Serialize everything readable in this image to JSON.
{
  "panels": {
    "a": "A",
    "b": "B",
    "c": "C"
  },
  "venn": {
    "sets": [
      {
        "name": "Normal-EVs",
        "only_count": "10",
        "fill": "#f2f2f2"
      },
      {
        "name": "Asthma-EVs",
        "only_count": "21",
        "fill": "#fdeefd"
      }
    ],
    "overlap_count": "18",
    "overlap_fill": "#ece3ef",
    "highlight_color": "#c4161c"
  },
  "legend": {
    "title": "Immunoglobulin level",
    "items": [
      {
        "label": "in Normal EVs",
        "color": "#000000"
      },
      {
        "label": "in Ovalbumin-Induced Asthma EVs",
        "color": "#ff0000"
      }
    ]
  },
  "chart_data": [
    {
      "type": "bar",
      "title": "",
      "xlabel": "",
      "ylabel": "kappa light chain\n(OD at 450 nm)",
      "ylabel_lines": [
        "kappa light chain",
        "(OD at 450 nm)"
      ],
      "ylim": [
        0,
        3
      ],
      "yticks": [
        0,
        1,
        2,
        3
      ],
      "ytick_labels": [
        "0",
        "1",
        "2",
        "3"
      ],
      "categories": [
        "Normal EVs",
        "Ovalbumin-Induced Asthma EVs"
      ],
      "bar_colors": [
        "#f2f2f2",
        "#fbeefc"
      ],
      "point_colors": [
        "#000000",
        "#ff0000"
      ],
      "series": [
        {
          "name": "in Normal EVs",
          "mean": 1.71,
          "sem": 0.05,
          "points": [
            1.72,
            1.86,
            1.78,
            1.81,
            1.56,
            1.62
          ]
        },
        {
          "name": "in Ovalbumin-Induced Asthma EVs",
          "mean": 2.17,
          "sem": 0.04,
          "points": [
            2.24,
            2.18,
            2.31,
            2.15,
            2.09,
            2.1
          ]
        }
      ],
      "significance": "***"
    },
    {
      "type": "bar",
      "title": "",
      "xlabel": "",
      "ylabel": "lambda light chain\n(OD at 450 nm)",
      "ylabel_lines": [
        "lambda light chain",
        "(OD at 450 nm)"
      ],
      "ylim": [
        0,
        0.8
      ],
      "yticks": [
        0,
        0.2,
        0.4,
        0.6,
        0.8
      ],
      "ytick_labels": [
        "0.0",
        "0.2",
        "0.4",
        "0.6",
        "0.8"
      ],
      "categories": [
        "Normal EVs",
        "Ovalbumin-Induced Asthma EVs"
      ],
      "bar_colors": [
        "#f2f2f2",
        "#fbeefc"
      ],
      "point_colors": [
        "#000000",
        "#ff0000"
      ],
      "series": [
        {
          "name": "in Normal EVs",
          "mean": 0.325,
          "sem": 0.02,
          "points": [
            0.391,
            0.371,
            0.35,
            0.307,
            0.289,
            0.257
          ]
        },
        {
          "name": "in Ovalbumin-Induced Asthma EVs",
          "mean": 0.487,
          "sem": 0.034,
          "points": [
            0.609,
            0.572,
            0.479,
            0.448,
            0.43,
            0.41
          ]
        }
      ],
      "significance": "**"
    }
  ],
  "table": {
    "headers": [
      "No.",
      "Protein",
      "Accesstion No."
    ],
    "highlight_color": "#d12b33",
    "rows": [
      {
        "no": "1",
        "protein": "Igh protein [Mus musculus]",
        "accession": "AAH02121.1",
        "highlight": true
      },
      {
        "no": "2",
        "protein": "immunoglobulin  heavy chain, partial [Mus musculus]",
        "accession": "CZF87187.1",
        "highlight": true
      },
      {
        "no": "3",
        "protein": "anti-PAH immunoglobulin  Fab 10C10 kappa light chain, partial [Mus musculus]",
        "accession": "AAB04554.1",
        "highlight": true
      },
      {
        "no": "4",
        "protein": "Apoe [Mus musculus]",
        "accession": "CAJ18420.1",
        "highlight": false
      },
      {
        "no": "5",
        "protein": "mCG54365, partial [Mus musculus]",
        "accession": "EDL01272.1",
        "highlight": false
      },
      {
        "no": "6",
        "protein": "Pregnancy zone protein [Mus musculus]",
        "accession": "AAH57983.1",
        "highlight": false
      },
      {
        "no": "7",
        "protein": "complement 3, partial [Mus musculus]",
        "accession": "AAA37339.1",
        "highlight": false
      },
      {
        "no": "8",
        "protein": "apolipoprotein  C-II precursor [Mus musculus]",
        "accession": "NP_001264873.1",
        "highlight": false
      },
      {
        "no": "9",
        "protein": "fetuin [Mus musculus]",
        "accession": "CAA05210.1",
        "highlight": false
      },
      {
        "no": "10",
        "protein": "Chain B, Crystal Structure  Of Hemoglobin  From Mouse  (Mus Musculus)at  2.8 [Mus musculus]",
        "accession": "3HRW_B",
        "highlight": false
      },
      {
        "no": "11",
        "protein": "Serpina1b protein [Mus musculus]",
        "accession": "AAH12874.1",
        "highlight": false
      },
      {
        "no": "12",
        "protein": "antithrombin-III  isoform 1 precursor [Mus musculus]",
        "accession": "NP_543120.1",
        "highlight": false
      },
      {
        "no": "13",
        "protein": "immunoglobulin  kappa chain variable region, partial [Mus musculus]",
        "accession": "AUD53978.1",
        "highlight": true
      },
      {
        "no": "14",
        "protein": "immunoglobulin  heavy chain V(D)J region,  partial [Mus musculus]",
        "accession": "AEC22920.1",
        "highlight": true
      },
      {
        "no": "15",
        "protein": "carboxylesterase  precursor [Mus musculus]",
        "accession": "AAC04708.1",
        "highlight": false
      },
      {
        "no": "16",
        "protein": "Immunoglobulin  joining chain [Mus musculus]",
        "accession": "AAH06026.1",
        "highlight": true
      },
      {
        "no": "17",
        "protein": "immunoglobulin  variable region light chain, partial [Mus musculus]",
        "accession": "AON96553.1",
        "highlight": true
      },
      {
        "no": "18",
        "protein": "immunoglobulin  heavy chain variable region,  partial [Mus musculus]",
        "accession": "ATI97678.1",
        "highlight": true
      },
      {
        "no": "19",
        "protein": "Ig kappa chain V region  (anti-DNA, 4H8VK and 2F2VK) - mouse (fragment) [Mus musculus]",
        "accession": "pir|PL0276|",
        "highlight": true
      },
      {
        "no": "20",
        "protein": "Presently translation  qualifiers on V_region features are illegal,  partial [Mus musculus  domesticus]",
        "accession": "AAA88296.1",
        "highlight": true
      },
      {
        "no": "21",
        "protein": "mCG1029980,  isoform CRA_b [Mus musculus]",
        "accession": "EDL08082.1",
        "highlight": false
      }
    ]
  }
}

** Exercise details **
All the lines above should be written out once more, exactly.

** Response to the task **
Serialize everything readable in this image to JSON.
{
  "panels": {
    "a": "A",
    "b": "B",
    "c": "C"
  },
  "venn": {
    "sets": [
      {
        "name": "Normal-EVs",
        "only_count": "10",
        "fill": "#f2f2f2"
      },
      {
        "name": "Asthma-EVs",
        "only_count": "21",
        "fill": "#fdeefd"
      }
    ],
    "overlap_count": "18",
    "overlap_fill": "#ece3ef",
    "highlight_color": "#c4161c"
  },
  "legend": {
    "title": "Immunoglobulin level",
    "items": [
      {
        "label": "in Normal EVs",
        "color": "#000000"
      },
      {
        "label": "in Ovalbumin-Induced Asthma EVs",
        "color": "#ff0000"
      }
    ]
  },
  "chart_data": [
    {
      "type": "bar",
      "title": "",
      "xlabel": "",
      "ylabel": "kappa light chain\n(OD at 450 nm)",
      "ylabel_lines": [
        "kappa light chain",
        "(OD at 450 nm)"
      ],
      "ylim": [
        0,
        3
      ],
      "yticks": [
        0,
        1,
        2,
        3
      ],
      "ytick_labels": [
        "0",
        "1",
        "2",
        "3"
      ],
      "categories": [
        "Normal EVs",
        "Ovalbumin-Induced Asthma EVs"
      ],
      "bar_colors": [
        "#f2f2f2",
        "#fbeefc"
      ],
      "point_colors": [
        "#000000",
        "#ff0000"
      ],
      "series": [
        {
          "name": "in Normal EVs",
          "mean": 1.71,
          "sem": 0.05,
          "points": [
            1.72,
            1.86,
            1.78,
            1.81,
            1.56,
            1.62
          ]
        },
        {
          "name": "in Ovalbumin-Induced Asthma EVs",
          "mean": 2.17,
          "sem": 0.04,
          "points": [
            2.24,
            2.18,
            2.31,
            2.15,
            2.09,
            2.1
          ]
        }
      ],
      "significance": "***"
    },
    {
      "type": "bar",
      "title": "",
      "xlabel": "",
      "ylabel": "lambda light chain\n(OD at 450 nm)",
      "ylabel_lines": [
        "lambda light chain",
        "(OD at 450 nm)"
      ],
      "ylim": [
        0,
        0.8
      ],
      "yticks": [
        0,
        0.2,
        0.4,
        0.6,
        0.8
      ],
      "ytick_labels": [
        "0.0",
        "0.2",
        "0.4",
        "0.6",
        "0.8"
      ],
      "categories": [
        "Normal EVs",
        "Ovalbumin-Induced Asthma EVs"
      ],
      "bar_colors": [
        "#f2f2f2",
        "#fbeefc"
      ],
      "point_colors": [
        "#000000",
        "#ff0000"
      ],
      "series": [
        {
          "name": "in Normal EVs",
          "mean": 0.325,
          "sem": 0.02,
          "points": [
            0.391,
            0.371,
            0.35,
            0.307,
            0.289,
            0.257
          ]
        },
        {
          "name": "in Ovalbumin-Induced Asthma EVs",
          "mean": 0.487,
          "sem": 0.034,
          "points": [
            0.609,
            0.572,
            0.479,
            0.448,
            0.43,
            0.41
          ]
        }
      ],
      "significance": "**"
    }
  ],
  "table": {
    "headers": [
      "No.",
      "Protein",
      "Accesstion No."
    ],
    "highlight_color": "#d12b33",
    "rows": [
      {
        "no": "1",
        "protein": "Igh protein [Mus musculus]",
        "accession": "AAH02121.1",
        "highlight": true
      },
      {
        "no": "2",
        "protein": "immunoglobulin  heavy chain, partial [Mus musculus]",
        "accession": "CZF87187.1",
        "highlight": true
      },
      {
        "no": "3",
        "protein": "anti-PAH immunoglobulin  Fab 10C10 kappa light chain, partial [Mus musculus]",
        "accession": "AAB04554.1",
        "highlight": true
      },
      {
        "no": "4",
        "protein": "Apoe [Mus musculus]",
        "accession": "CAJ18420.1",
        "highlight": false
      },
      {
        "no": "5",
        "protein": "mCG54365, partial [Mus musculus]",
        "accession": "EDL01272.1",
        "highlight": false
      },
      {
        "no": "6",
        "protein": "Pregnancy zone protein [Mus musculus]",
        "accession": "AAH57983.1",
        "highlight": false
      },
      {
        "no": "7",
        "protein": "complement 3, partial [Mus musculus]",
        "accession": "AAA37339.1",
        "highlight": false
      },
      {
        "no": "8",
        "protein": "apolipoprotein  C-II precursor [Mus musculus]",
        "accession": "NP_001264873.1",
        "highlight": false
      },
      {
        "no": "9",
        "protein": "fetuin [Mus musculus]",
        "accession": "CAA05210.1",
        "highlight": false
      },
      {
        "no": "10",
        "protein": "Chain B, Crystal Structure  Of Hemoglobin  From Mouse  (Mus Musculus)at  2.8 [Mus musculus]",
        "accession": "3HRW_B",
        "highlight": false
      },
      {
        "no": "11",
        "protein": "Serpina1b protein [Mus musculus]",
        "accession": "AAH12874.1",
        "highlight": false
      },
      {
        "no": "12",
        "protein": "antithrombin-III  isoform 1 precursor [Mus musculus]",
        "accession": "NP_543120.1",
        "highlight": false
      },
      {
        "no": "13",
        "protein": "immunoglobulin  kappa chain variable region, partial [Mus musculus]",
        "accession": "AUD53978.1",
        "highlight": true
      },
      {
        "no": "14",
        "protein": "immunoglobulin  heavy chain V(D)J region,  partial [Mus musculus]",
        "accession": "AEC22920.1",
        "highlight": true
      },
      {
        "no": "15",
        "protein": "carboxylesterase  precursor [Mus musculus]",
        "accession": "AAC04708.1",
        "highlight": false
      },
      {
        "no": "16",
        "protein": "Immunoglobulin  joining chain [Mus musculus]",
        "accession": "AAH06026.1",
        "highlight": true
      },
      {
        "no": "17",
        "protein": "immunoglobulin  variable region light chain, partial [Mus musculus]",
        "accession": "AON96553.1",
        "highlight": true
      },
      {
        "no": "18",
        "protein": "immunoglobulin  heavy chain variable region,  partial [Mus musculus]",
        "accession": "ATI97678.1",
        "highlight": true
      },
      {
        "no": "19",
        "protein": "Ig kappa chain V region  (anti-DNA, 4H8VK and 2F2VK) - mouse (fragment) [Mus musculus]",
        "accession": "pir|PL0276|",
        "highlight": true
      },
      {
        "no": "20",
        "protein": "Presently translation  qualifiers on V_region features are illegal,  partial [Mus musculus  domesticus]",
        "accession": "AAA88296.1",
        "highlight": true
      },
      {
        "no": "21",
        "protein": "mCG1029980,  isoform CRA_b [Mus musculus]",
        "accession": "EDL08082.1",
        "highlight": false
      }
    ]
  }
}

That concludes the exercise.